[Data items]
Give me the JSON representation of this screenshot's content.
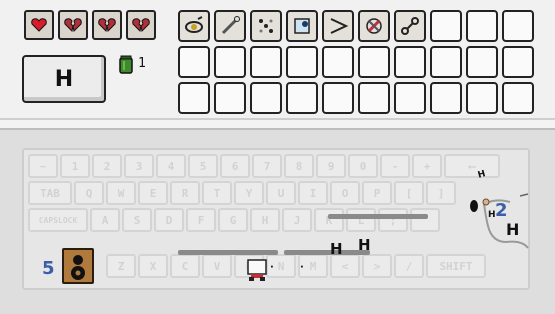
{
  "hud": {
    "hearts": [
      "full",
      "broken",
      "broken",
      "broken"
    ],
    "active_key_label": "H",
    "jar_count": "1"
  },
  "inventory": {
    "filled": [
      "eye-orb-icon",
      "wand-icon",
      "dice-dots-icon",
      "crystal-icon",
      "beak-icon",
      "cross-gem-icon",
      "chain-icon"
    ],
    "total_slots": 30
  },
  "keyboard": {
    "row1": [
      "~",
      "1",
      "2",
      "3",
      "4",
      "5",
      "6",
      "7",
      "8",
      "9",
      "0",
      "-",
      "+",
      "⟵"
    ],
    "row2": [
      "TAB",
      "Q",
      "W",
      "E",
      "R",
      "T",
      "Y",
      "U",
      "I",
      "O",
      "P",
      "[",
      "]"
    ],
    "row3": [
      "CAPSLOCK",
      "A",
      "S",
      "D",
      "F",
      "G",
      "H",
      "J",
      "K",
      "L",
      ";",
      "'"
    ],
    "row4": [
      "Z",
      "X",
      "C",
      "V",
      "B",
      "N",
      "M",
      "<",
      ">",
      "/",
      "SHIFT"
    ]
  },
  "scene": {
    "letters": [
      "H",
      "H",
      "H",
      "H",
      "H"
    ],
    "enemy_count": "5",
    "boss_count": "2"
  },
  "colors": {
    "heart_full": "#d81c2c",
    "heart_broken": "#b0303a",
    "accent_blue": "#3a5ea8"
  }
}
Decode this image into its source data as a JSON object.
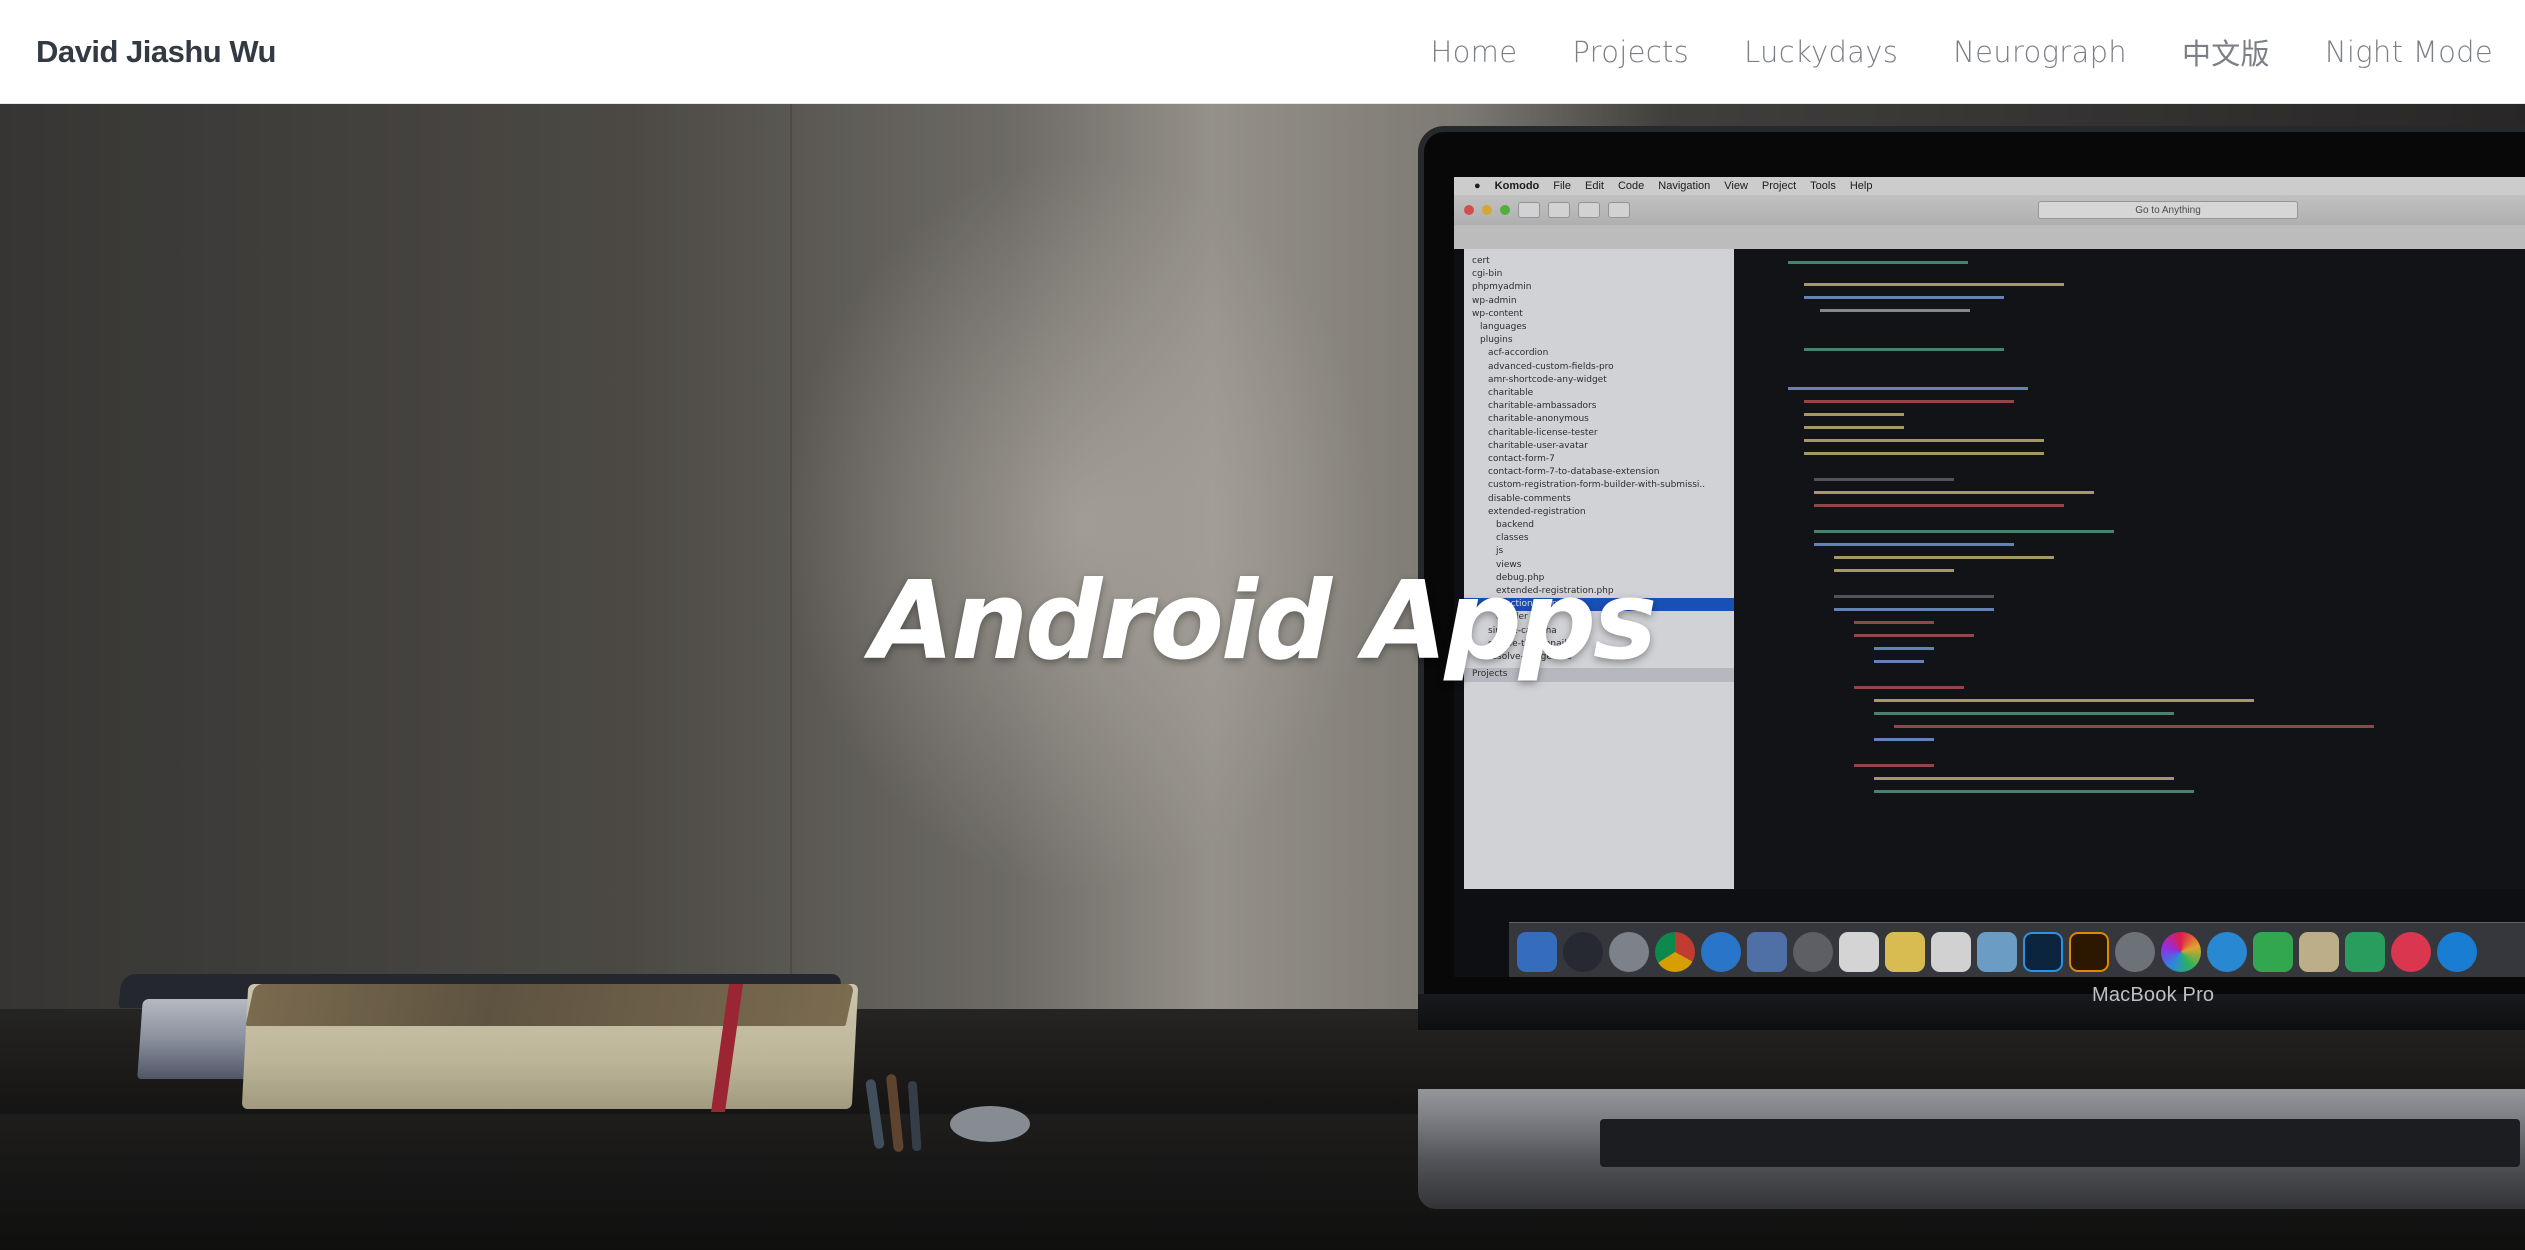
{
  "navbar": {
    "brand": "David Jiashu Wu",
    "links": [
      {
        "label": "Home"
      },
      {
        "label": "Projects"
      },
      {
        "label": "Luckydays"
      },
      {
        "label": "Neurograph"
      },
      {
        "label": "中文版"
      },
      {
        "label": "Night Mode"
      }
    ]
  },
  "hero": {
    "title": "Android Apps",
    "laptop_label": "MacBook Pro",
    "screen": {
      "menubar": [
        "Komodo",
        "File",
        "Edit",
        "Code",
        "Navigation",
        "View",
        "Project",
        "Tools",
        "Help"
      ],
      "goto_label": "Go to Anything",
      "file_tree": [
        "cert",
        "cgi-bin",
        "phpmyadmin",
        "wp-admin",
        "wp-content",
        "languages",
        "plugins",
        "acf-accordion",
        "advanced-custom-fields-pro",
        "amr-shortcode-any-widget",
        "charitable",
        "charitable-ambassadors",
        "charitable-anonymous",
        "charitable-license-tester",
        "charitable-user-avatar",
        "contact-form-7",
        "contact-form-7-to-database-extension",
        "custom-registration-form-builder-with-submissi..",
        "disable-comments",
        "extended-registration",
        "backend",
        "classes",
        "js",
        "views",
        "debug.php",
        "extended-registration.php",
        "functions.php",
        "header",
        "simple-captcha",
        "simple-thumbnails",
        "resolve-image-urls"
      ],
      "tree_footer": "Projects"
    }
  },
  "colors": {
    "brand": "#333a44",
    "nav_link": "#7b7f86",
    "hero_title": "#ffffff"
  }
}
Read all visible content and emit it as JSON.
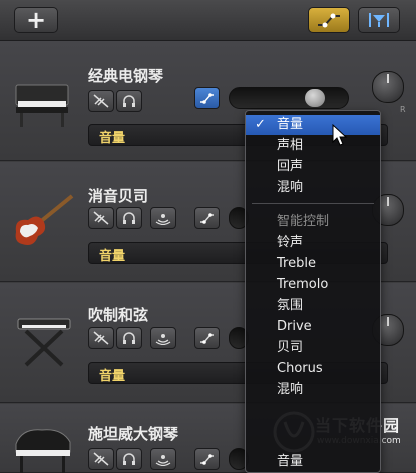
{
  "toolbar": {
    "add_label": "+"
  },
  "tracks": [
    {
      "name": "经典电钢琴",
      "dropdown": "音量",
      "pan_right_label": "R"
    },
    {
      "name": "消音贝司",
      "dropdown": "音量"
    },
    {
      "name": "吹制和弦",
      "dropdown": "音量"
    },
    {
      "name": "施坦威大钢琴"
    }
  ],
  "menu": {
    "items": [
      {
        "label": "音量",
        "selected": true,
        "check": "✓"
      },
      {
        "label": "声相"
      },
      {
        "label": "回声"
      },
      {
        "label": "混响"
      }
    ],
    "section_header": "智能控制",
    "smart_items": [
      "铃声",
      "Treble",
      "Tremolo",
      "氛围",
      "Drive",
      "贝司",
      "Chorus",
      "混响"
    ],
    "trailing_item": "音量"
  },
  "watermark": {
    "title": "当下软件园",
    "url": "www.downxia.com"
  },
  "colors": {
    "accent_yellow": "#f0d36a",
    "selection_blue": "#2f67c7",
    "automation_gold": "#c9a233"
  }
}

• Exercise prompt
Take the listing above and restate it word for word, without its pictures.

• Output for this exercise
Give me the JSON representation of this screenshot's content.
{
  "hud": {
    "hearts": [
      "full",
      "broken",
      "broken",
      "broken"
    ],
    "active_key_label": "H",
    "jar_count": "1"
  },
  "inventory": {
    "filled": [
      "eye-orb-icon",
      "wand-icon",
      "dice-dots-icon",
      "crystal-icon",
      "beak-icon",
      "cross-gem-icon",
      "chain-icon"
    ],
    "total_slots": 30
  },
  "keyboard": {
    "row1": [
      "~",
      "1",
      "2",
      "3",
      "4",
      "5",
      "6",
      "7",
      "8",
      "9",
      "0",
      "-",
      "+",
      "⟵"
    ],
    "row2": [
      "TAB",
      "Q",
      "W",
      "E",
      "R",
      "T",
      "Y",
      "U",
      "I",
      "O",
      "P",
      "[",
      "]"
    ],
    "row3": [
      "CAPSLOCK",
      "A",
      "S",
      "D",
      "F",
      "G",
      "H",
      "J",
      "K",
      "L",
      ";",
      "'"
    ],
    "row4": [
      "Z",
      "X",
      "C",
      "V",
      "B",
      "N",
      "M",
      "<",
      ">",
      "/",
      "SHIFT"
    ]
  },
  "scene": {
    "letters": [
      "H",
      "H",
      "H",
      "H",
      "H"
    ],
    "enemy_count": "5",
    "boss_count": "2"
  },
  "colors": {
    "heart_full": "#d81c2c",
    "heart_broken": "#b0303a",
    "accent_blue": "#3a5ea8"
  }
}
Decode this image into its source data as a JSON object.
{
  "navbar": {
    "brand": "David Jiashu Wu",
    "links": [
      {
        "label": "Home"
      },
      {
        "label": "Projects"
      },
      {
        "label": "Luckydays"
      },
      {
        "label": "Neurograph"
      },
      {
        "label": "中文版"
      },
      {
        "label": "Night Mode"
      }
    ]
  },
  "hero": {
    "title": "Android Apps",
    "laptop_label": "MacBook Pro",
    "screen": {
      "menubar": [
        "Komodo",
        "File",
        "Edit",
        "Code",
        "Navigation",
        "View",
        "Project",
        "Tools",
        "Help"
      ],
      "goto_label": "Go to Anything",
      "file_tree": [
        "cert",
        "cgi-bin",
        "phpmyadmin",
        "wp-admin",
        "wp-content",
        "languages",
        "plugins",
        "acf-accordion",
        "advanced-custom-fields-pro",
        "amr-shortcode-any-widget",
        "charitable",
        "charitable-ambassadors",
        "charitable-anonymous",
        "charitable-license-tester",
        "charitable-user-avatar",
        "contact-form-7",
        "contact-form-7-to-database-extension",
        "custom-registration-form-builder-with-submissi..",
        "disable-comments",
        "extended-registration",
        "backend",
        "classes",
        "js",
        "views",
        "debug.php",
        "extended-registration.php",
        "functions.php",
        "header",
        "simple-captcha",
        "simple-thumbnails",
        "resolve-image-urls"
      ],
      "tree_footer": "Projects"
    }
  },
  "colors": {
    "brand": "#333a44",
    "nav_link": "#7b7f86",
    "hero_title": "#ffffff"
  }
}
Read all visible content and emit it as JSON.
{
  "toolbar": {
    "add_label": "+"
  },
  "tracks": [
    {
      "name": "经典电钢琴",
      "dropdown": "音量",
      "pan_right_label": "R"
    },
    {
      "name": "消音贝司",
      "dropdown": "音量"
    },
    {
      "name": "吹制和弦",
      "dropdown": "音量"
    },
    {
      "name": "施坦威大钢琴"
    }
  ],
  "menu": {
    "items": [
      {
        "label": "音量",
        "selected": true,
        "check": "✓"
      },
      {
        "label": "声相"
      },
      {
        "label": "回声"
      },
      {
        "label": "混响"
      }
    ],
    "section_header": "智能控制",
    "smart_items": [
      "铃声",
      "Treble",
      "Tremolo",
      "氛围",
      "Drive",
      "贝司",
      "Chorus",
      "混响"
    ],
    "trailing_item": "音量"
  },
  "watermark": {
    "title": "当下软件园",
    "url": "www.downxia.com"
  },
  "colors": {
    "accent_yellow": "#f0d36a",
    "selection_blue": "#2f67c7",
    "automation_gold": "#c9a233"
  }
}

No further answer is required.